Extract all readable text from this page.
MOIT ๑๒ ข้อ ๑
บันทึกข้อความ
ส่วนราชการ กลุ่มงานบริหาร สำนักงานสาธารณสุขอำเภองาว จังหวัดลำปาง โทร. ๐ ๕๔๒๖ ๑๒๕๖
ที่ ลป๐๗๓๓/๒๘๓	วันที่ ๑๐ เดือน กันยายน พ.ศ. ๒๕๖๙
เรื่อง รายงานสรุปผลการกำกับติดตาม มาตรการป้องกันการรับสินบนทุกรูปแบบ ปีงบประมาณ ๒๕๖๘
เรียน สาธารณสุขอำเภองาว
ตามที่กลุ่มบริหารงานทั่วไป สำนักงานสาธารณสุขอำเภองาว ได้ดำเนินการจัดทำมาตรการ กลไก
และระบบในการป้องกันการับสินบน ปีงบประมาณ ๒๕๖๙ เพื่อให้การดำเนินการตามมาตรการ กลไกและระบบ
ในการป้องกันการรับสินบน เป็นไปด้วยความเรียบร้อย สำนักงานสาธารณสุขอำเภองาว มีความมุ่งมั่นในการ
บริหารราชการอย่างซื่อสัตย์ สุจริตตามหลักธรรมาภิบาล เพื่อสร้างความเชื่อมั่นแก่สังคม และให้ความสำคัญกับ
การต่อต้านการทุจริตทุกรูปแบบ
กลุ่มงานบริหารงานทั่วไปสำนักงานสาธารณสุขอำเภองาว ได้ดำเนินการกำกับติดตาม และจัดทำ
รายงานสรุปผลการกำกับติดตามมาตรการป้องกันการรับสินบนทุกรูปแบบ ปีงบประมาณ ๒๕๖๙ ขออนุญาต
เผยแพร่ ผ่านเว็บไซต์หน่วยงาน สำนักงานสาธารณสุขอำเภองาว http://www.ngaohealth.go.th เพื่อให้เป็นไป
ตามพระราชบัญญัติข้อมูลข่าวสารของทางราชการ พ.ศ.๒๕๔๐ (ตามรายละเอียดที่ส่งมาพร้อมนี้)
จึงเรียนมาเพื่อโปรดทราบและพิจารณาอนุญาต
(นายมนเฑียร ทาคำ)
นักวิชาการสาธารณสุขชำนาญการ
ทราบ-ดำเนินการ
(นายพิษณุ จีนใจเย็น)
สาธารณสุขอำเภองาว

■ ■ ■ ■ ■ ■ ■

Instructions to follow:
Read the lines above. Gather those in which the string "รายงานสร" is found.

Result of this exercise:
เรื่อง รายงานสรุปผลการกำกับติดตาม มาตรการป้องกันการรับสินบนทุกรูปแบบ ปีงบประมาณ ๒๕๖๘
รายงานสรุปผลการกำกับติดตามมาตรการป้องกันการรับสินบนทุกรูปแบบ ปีงบประมาณ ๒๕๖๙ ขออนุญาต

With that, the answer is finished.